Copy out each of the lines below word for word, for every item.
━━━━━ Material for this exercise
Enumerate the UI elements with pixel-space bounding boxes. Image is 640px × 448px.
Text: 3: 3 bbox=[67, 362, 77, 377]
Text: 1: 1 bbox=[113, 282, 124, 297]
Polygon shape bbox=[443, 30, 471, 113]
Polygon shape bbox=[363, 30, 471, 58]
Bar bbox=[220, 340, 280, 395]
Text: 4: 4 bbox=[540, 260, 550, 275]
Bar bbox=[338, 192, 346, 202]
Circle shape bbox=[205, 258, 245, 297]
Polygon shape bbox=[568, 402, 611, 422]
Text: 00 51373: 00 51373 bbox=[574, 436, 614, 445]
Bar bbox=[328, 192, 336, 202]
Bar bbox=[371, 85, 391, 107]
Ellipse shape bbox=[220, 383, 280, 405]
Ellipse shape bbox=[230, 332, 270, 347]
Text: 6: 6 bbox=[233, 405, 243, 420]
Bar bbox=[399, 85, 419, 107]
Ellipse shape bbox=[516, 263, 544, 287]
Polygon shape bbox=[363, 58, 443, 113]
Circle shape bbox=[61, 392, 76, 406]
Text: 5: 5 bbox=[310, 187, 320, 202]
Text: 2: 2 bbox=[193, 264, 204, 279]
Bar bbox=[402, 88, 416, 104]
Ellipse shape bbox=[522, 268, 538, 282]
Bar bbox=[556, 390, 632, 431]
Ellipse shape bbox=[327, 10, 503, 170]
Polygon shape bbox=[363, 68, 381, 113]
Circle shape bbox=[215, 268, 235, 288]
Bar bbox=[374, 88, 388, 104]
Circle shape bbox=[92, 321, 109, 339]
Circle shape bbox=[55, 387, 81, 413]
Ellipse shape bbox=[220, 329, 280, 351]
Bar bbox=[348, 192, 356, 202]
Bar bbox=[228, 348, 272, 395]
━━━━━━━━━━
Result of the exercise:
Enumerate the UI elements with pixel-space bounding boxes. Image is 640px × 448px.
Text: 3: 3 bbox=[67, 362, 77, 377]
Text: 1: 1 bbox=[113, 282, 124, 297]
Polygon shape bbox=[443, 30, 471, 113]
Polygon shape bbox=[363, 30, 471, 58]
Bar bbox=[220, 340, 280, 395]
Text: 4: 4 bbox=[540, 260, 550, 275]
Bar bbox=[338, 192, 346, 202]
Circle shape bbox=[205, 258, 245, 297]
Polygon shape bbox=[568, 402, 611, 422]
Text: 00 51373: 00 51373 bbox=[574, 436, 614, 445]
Bar bbox=[328, 192, 336, 202]
Bar bbox=[371, 85, 391, 107]
Ellipse shape bbox=[220, 383, 280, 405]
Ellipse shape bbox=[230, 332, 270, 347]
Text: 6: 6 bbox=[233, 405, 243, 420]
Bar bbox=[399, 85, 419, 107]
Ellipse shape bbox=[516, 263, 544, 287]
Polygon shape bbox=[363, 58, 443, 113]
Circle shape bbox=[61, 392, 76, 406]
Text: 5: 5 bbox=[310, 187, 320, 202]
Text: 2: 2 bbox=[193, 264, 204, 279]
Bar bbox=[402, 88, 416, 104]
Ellipse shape bbox=[522, 268, 538, 282]
Bar bbox=[556, 390, 632, 431]
Ellipse shape bbox=[327, 10, 503, 170]
Polygon shape bbox=[363, 68, 381, 113]
Circle shape bbox=[215, 268, 235, 288]
Bar bbox=[374, 88, 388, 104]
Circle shape bbox=[92, 321, 109, 339]
Circle shape bbox=[55, 387, 81, 413]
Ellipse shape bbox=[220, 329, 280, 351]
Bar bbox=[348, 192, 356, 202]
Bar bbox=[228, 348, 272, 395]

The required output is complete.